* Start DATASET CONTENT *

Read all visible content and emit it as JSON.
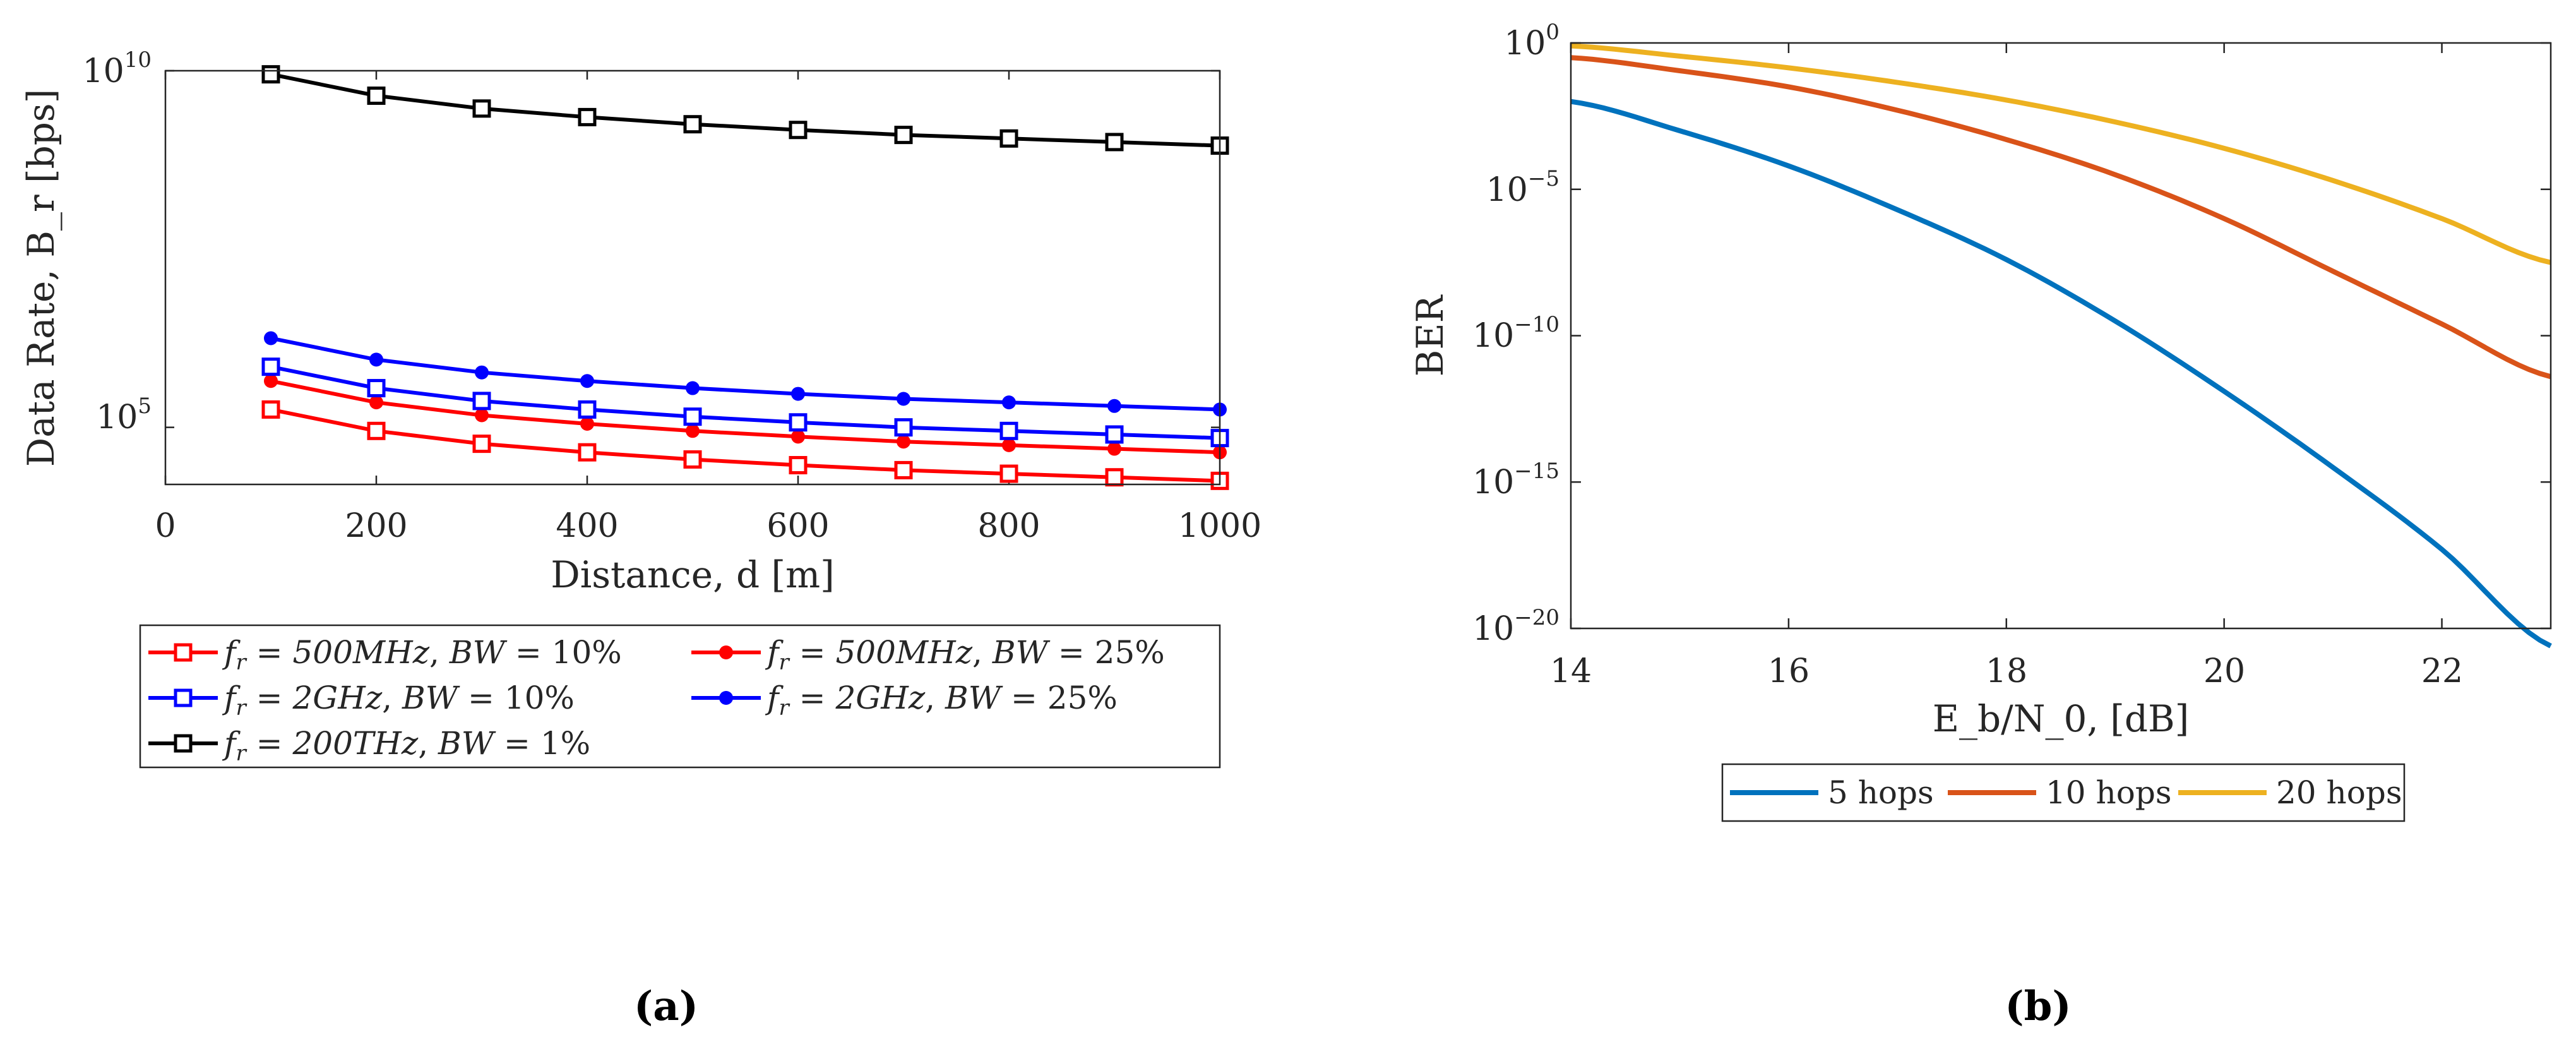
{
  "chart_data": [
    {
      "type": "line",
      "panel_label": "(a)",
      "xlabel": "Distance, d [m]",
      "ylabel": "Data Rate, B_r [bps]",
      "xlim": [
        0,
        1000
      ],
      "ylim_log10": [
        4.2,
        10
      ],
      "yscale": "log",
      "x_ticks": [
        "0",
        "200",
        "400",
        "600",
        "800",
        "1000"
      ],
      "y_ticks": [
        {
          "base": "10",
          "exp": "5",
          "value": 5
        },
        {
          "base": "10",
          "exp": "10",
          "value": 10
        }
      ],
      "legend_position": "below",
      "x": [
        100,
        200,
        300,
        400,
        500,
        600,
        700,
        800,
        900,
        1000
      ],
      "series": [
        {
          "name": "f_r = 500MHz, BW = 10%",
          "legend": {
            "fr_value": "500MHz",
            "bw_value": "10%"
          },
          "color": "#ff0000",
          "marker": "square",
          "log10_values": [
            5.25,
            4.95,
            4.77,
            4.65,
            4.55,
            4.47,
            4.4,
            4.35,
            4.3,
            4.25
          ]
        },
        {
          "name": "f_r = 500MHz, BW = 25%",
          "legend": {
            "fr_value": "500MHz",
            "bw_value": "25%"
          },
          "color": "#ff0000",
          "marker": "circle",
          "log10_values": [
            5.65,
            5.35,
            5.17,
            5.05,
            4.95,
            4.87,
            4.8,
            4.75,
            4.7,
            4.65
          ]
        },
        {
          "name": "f_r = 2GHz, BW = 10%",
          "legend": {
            "fr_value": "2GHz",
            "bw_value": "10%"
          },
          "color": "#0000ff",
          "marker": "square",
          "log10_values": [
            5.85,
            5.55,
            5.37,
            5.25,
            5.15,
            5.07,
            5.0,
            4.95,
            4.9,
            4.85
          ]
        },
        {
          "name": "f_r = 2GHz, BW = 25%",
          "legend": {
            "fr_value": "2GHz",
            "bw_value": "25%"
          },
          "color": "#0000ff",
          "marker": "circle",
          "log10_values": [
            6.25,
            5.95,
            5.77,
            5.65,
            5.55,
            5.47,
            5.4,
            5.35,
            5.3,
            5.25
          ]
        },
        {
          "name": "f_r = 200THz, BW = 1%",
          "legend": {
            "fr_value": "200THz",
            "bw_value": "1%"
          },
          "color": "#000000",
          "marker": "square",
          "log10_values": [
            9.95,
            9.65,
            9.47,
            9.35,
            9.25,
            9.17,
            9.1,
            9.05,
            9.0,
            8.95
          ]
        }
      ]
    },
    {
      "type": "line",
      "panel_label": "(b)",
      "xlabel": "E_b/N_0, [dB]",
      "ylabel": "BER",
      "xlim": [
        14,
        23
      ],
      "ylim_log10": [
        -20,
        0
      ],
      "yscale": "log",
      "x_ticks": [
        "14",
        "16",
        "18",
        "20",
        "22"
      ],
      "y_ticks": [
        {
          "base": "10",
          "exp": "0",
          "value": 0
        },
        {
          "base": "10",
          "exp": "−5",
          "value": -5
        },
        {
          "base": "10",
          "exp": "−10",
          "value": -10
        },
        {
          "base": "10",
          "exp": "−15",
          "value": -15
        },
        {
          "base": "10",
          "exp": "−20",
          "value": -20
        }
      ],
      "legend_position": "below",
      "x": [
        14,
        15,
        16,
        17,
        18,
        19,
        20,
        21,
        22,
        23
      ],
      "series": [
        {
          "name": "5 hops",
          "color": "#0072bd",
          "log10_values": [
            -2.0,
            -3.0,
            -4.2,
            -5.7,
            -7.4,
            -9.5,
            -11.9,
            -14.5,
            -17.3,
            -20.6
          ]
        },
        {
          "name": "10 hops",
          "color": "#d95319",
          "log10_values": [
            -0.5,
            -0.95,
            -1.5,
            -2.3,
            -3.3,
            -4.5,
            -6.0,
            -7.8,
            -9.6,
            -11.4
          ]
        },
        {
          "name": "20 hops",
          "color": "#edb120",
          "log10_values": [
            -0.1,
            -0.45,
            -0.85,
            -1.35,
            -1.95,
            -2.7,
            -3.6,
            -4.7,
            -6.0,
            -7.5
          ]
        }
      ]
    }
  ]
}
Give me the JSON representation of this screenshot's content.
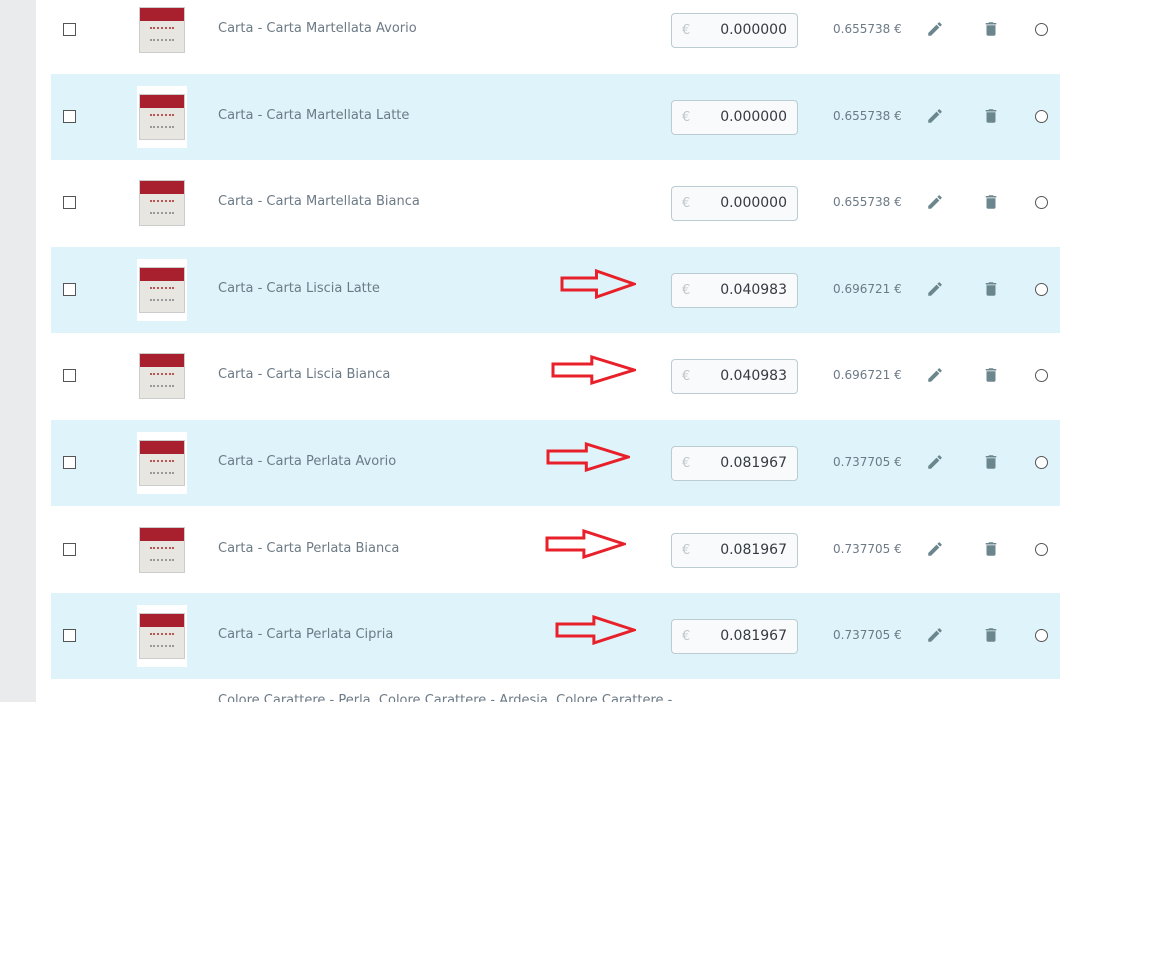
{
  "accent_row_color": "#dff4fa",
  "arrow_color": "#e8202a",
  "currency_symbol": "€",
  "rows": [
    {
      "name": "Carta - Carta Martellata Avorio",
      "impact": "0.000000",
      "final": "0.655738 €",
      "arrow": false
    },
    {
      "name": "Carta - Carta Martellata Latte",
      "impact": "0.000000",
      "final": "0.655738 €",
      "arrow": false
    },
    {
      "name": "Carta - Carta Martellata Bianca",
      "impact": "0.000000",
      "final": "0.655738 €",
      "arrow": false
    },
    {
      "name": "Carta - Carta Liscia Latte",
      "impact": "0.040983",
      "final": "0.696721 €",
      "arrow": true
    },
    {
      "name": "Carta - Carta Liscia Bianca",
      "impact": "0.040983",
      "final": "0.696721 €",
      "arrow": true
    },
    {
      "name": "Carta - Carta Perlata Avorio",
      "impact": "0.081967",
      "final": "0.737705 €",
      "arrow": true
    },
    {
      "name": "Carta - Carta Perlata Bianca",
      "impact": "0.081967",
      "final": "0.737705 €",
      "arrow": true
    },
    {
      "name": "Carta - Carta Perlata Cipria",
      "impact": "0.081967",
      "final": "0.737705 €",
      "arrow": true
    }
  ],
  "next_row_text": "Colore Carattere - Perla, Colore Carattere - Ardesia, Colore Carattere -"
}
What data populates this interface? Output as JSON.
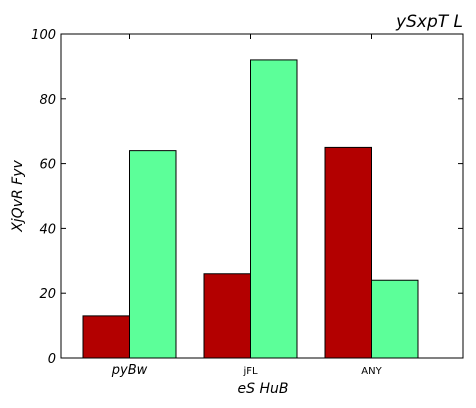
{
  "chart_data": {
    "type": "bar",
    "title": "ySxpT L",
    "xlabel": "eS HuB",
    "ylabel": "XjQvR Fyv",
    "categories": [
      "pyBw",
      "jFL",
      "ANY"
    ],
    "ylim": [
      0,
      100
    ],
    "yticks": [
      0,
      20,
      40,
      60,
      80,
      100
    ],
    "grid": false,
    "series": [
      {
        "color": "#b30000",
        "values": [
          13,
          26,
          65
        ]
      },
      {
        "color": "#5cff99",
        "values": [
          64,
          92,
          24
        ]
      }
    ]
  }
}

* End DATASET CONTENT *

▸ EXERCISE OBJECTIVE
Pictures in the records must not appear in the copy; transcribe everything else precisely.

▸ ANSWER
Read all visible content and emit it as JSON.
{
  "chart_data": [
    {
      "type": "line",
      "panel_label": "(a)",
      "xlabel": "Distance, d [m]",
      "ylabel": "Data Rate, B_r [bps]",
      "xlim": [
        0,
        1000
      ],
      "ylim_log10": [
        4.2,
        10
      ],
      "yscale": "log",
      "x_ticks": [
        "0",
        "200",
        "400",
        "600",
        "800",
        "1000"
      ],
      "y_ticks": [
        {
          "base": "10",
          "exp": "5",
          "value": 5
        },
        {
          "base": "10",
          "exp": "10",
          "value": 10
        }
      ],
      "legend_position": "below",
      "x": [
        100,
        200,
        300,
        400,
        500,
        600,
        700,
        800,
        900,
        1000
      ],
      "series": [
        {
          "name": "f_r = 500MHz, BW = 10%",
          "legend": {
            "fr_value": "500MHz",
            "bw_value": "10%"
          },
          "color": "#ff0000",
          "marker": "square",
          "log10_values": [
            5.25,
            4.95,
            4.77,
            4.65,
            4.55,
            4.47,
            4.4,
            4.35,
            4.3,
            4.25
          ]
        },
        {
          "name": "f_r = 500MHz, BW = 25%",
          "legend": {
            "fr_value": "500MHz",
            "bw_value": "25%"
          },
          "color": "#ff0000",
          "marker": "circle",
          "log10_values": [
            5.65,
            5.35,
            5.17,
            5.05,
            4.95,
            4.87,
            4.8,
            4.75,
            4.7,
            4.65
          ]
        },
        {
          "name": "f_r = 2GHz, BW = 10%",
          "legend": {
            "fr_value": "2GHz",
            "bw_value": "10%"
          },
          "color": "#0000ff",
          "marker": "square",
          "log10_values": [
            5.85,
            5.55,
            5.37,
            5.25,
            5.15,
            5.07,
            5.0,
            4.95,
            4.9,
            4.85
          ]
        },
        {
          "name": "f_r = 2GHz, BW = 25%",
          "legend": {
            "fr_value": "2GHz",
            "bw_value": "25%"
          },
          "color": "#0000ff",
          "marker": "circle",
          "log10_values": [
            6.25,
            5.95,
            5.77,
            5.65,
            5.55,
            5.47,
            5.4,
            5.35,
            5.3,
            5.25
          ]
        },
        {
          "name": "f_r = 200THz, BW = 1%",
          "legend": {
            "fr_value": "200THz",
            "bw_value": "1%"
          },
          "color": "#000000",
          "marker": "square",
          "log10_values": [
            9.95,
            9.65,
            9.47,
            9.35,
            9.25,
            9.17,
            9.1,
            9.05,
            9.0,
            8.95
          ]
        }
      ]
    },
    {
      "type": "line",
      "panel_label": "(b)",
      "xlabel": "E_b/N_0, [dB]",
      "ylabel": "BER",
      "xlim": [
        14,
        23
      ],
      "ylim_log10": [
        -20,
        0
      ],
      "yscale": "log",
      "x_ticks": [
        "14",
        "16",
        "18",
        "20",
        "22"
      ],
      "y_ticks": [
        {
          "base": "10",
          "exp": "0",
          "value": 0
        },
        {
          "base": "10",
          "exp": "−5",
          "value": -5
        },
        {
          "base": "10",
          "exp": "−10",
          "value": -10
        },
        {
          "base": "10",
          "exp": "−15",
          "value": -15
        },
        {
          "base": "10",
          "exp": "−20",
          "value": -20
        }
      ],
      "legend_position": "below",
      "x": [
        14,
        15,
        16,
        17,
        18,
        19,
        20,
        21,
        22,
        23
      ],
      "series": [
        {
          "name": "5 hops",
          "color": "#0072bd",
          "log10_values": [
            -2.0,
            -3.0,
            -4.2,
            -5.7,
            -7.4,
            -9.5,
            -11.9,
            -14.5,
            -17.3,
            -20.6
          ]
        },
        {
          "name": "10 hops",
          "color": "#d95319",
          "log10_values": [
            -0.5,
            -0.95,
            -1.5,
            -2.3,
            -3.3,
            -4.5,
            -6.0,
            -7.8,
            -9.6,
            -11.4
          ]
        },
        {
          "name": "20 hops",
          "color": "#edb120",
          "log10_values": [
            -0.1,
            -0.45,
            -0.85,
            -1.35,
            -1.95,
            -2.7,
            -3.6,
            -4.7,
            -6.0,
            -7.5
          ]
        }
      ]
    }
  ]
}
Give me the JSON representation of this screenshot's content.
{
  "accent_row_color": "#dff4fa",
  "arrow_color": "#e8202a",
  "currency_symbol": "€",
  "rows": [
    {
      "name": "Carta - Carta Martellata Avorio",
      "impact": "0.000000",
      "final": "0.655738 €",
      "arrow": false
    },
    {
      "name": "Carta - Carta Martellata Latte",
      "impact": "0.000000",
      "final": "0.655738 €",
      "arrow": false
    },
    {
      "name": "Carta - Carta Martellata Bianca",
      "impact": "0.000000",
      "final": "0.655738 €",
      "arrow": false
    },
    {
      "name": "Carta - Carta Liscia Latte",
      "impact": "0.040983",
      "final": "0.696721 €",
      "arrow": true
    },
    {
      "name": "Carta - Carta Liscia Bianca",
      "impact": "0.040983",
      "final": "0.696721 €",
      "arrow": true
    },
    {
      "name": "Carta - Carta Perlata Avorio",
      "impact": "0.081967",
      "final": "0.737705 €",
      "arrow": true
    },
    {
      "name": "Carta - Carta Perlata Bianca",
      "impact": "0.081967",
      "final": "0.737705 €",
      "arrow": true
    },
    {
      "name": "Carta - Carta Perlata Cipria",
      "impact": "0.081967",
      "final": "0.737705 €",
      "arrow": true
    }
  ],
  "next_row_text": "Colore Carattere - Perla, Colore Carattere - Ardesia, Colore Carattere -"
}
What data populates this interface? Output as JSON.
{
  "chart_data": {
    "type": "bar",
    "title": "ySxpT L",
    "xlabel": "eS HuB",
    "ylabel": "XjQvR Fyv",
    "categories": [
      "pyBw",
      "jFL",
      "ANY"
    ],
    "ylim": [
      0,
      100
    ],
    "yticks": [
      0,
      20,
      40,
      60,
      80,
      100
    ],
    "grid": false,
    "series": [
      {
        "color": "#b30000",
        "values": [
          13,
          26,
          65
        ]
      },
      {
        "color": "#5cff99",
        "values": [
          64,
          92,
          24
        ]
      }
    ]
  }
}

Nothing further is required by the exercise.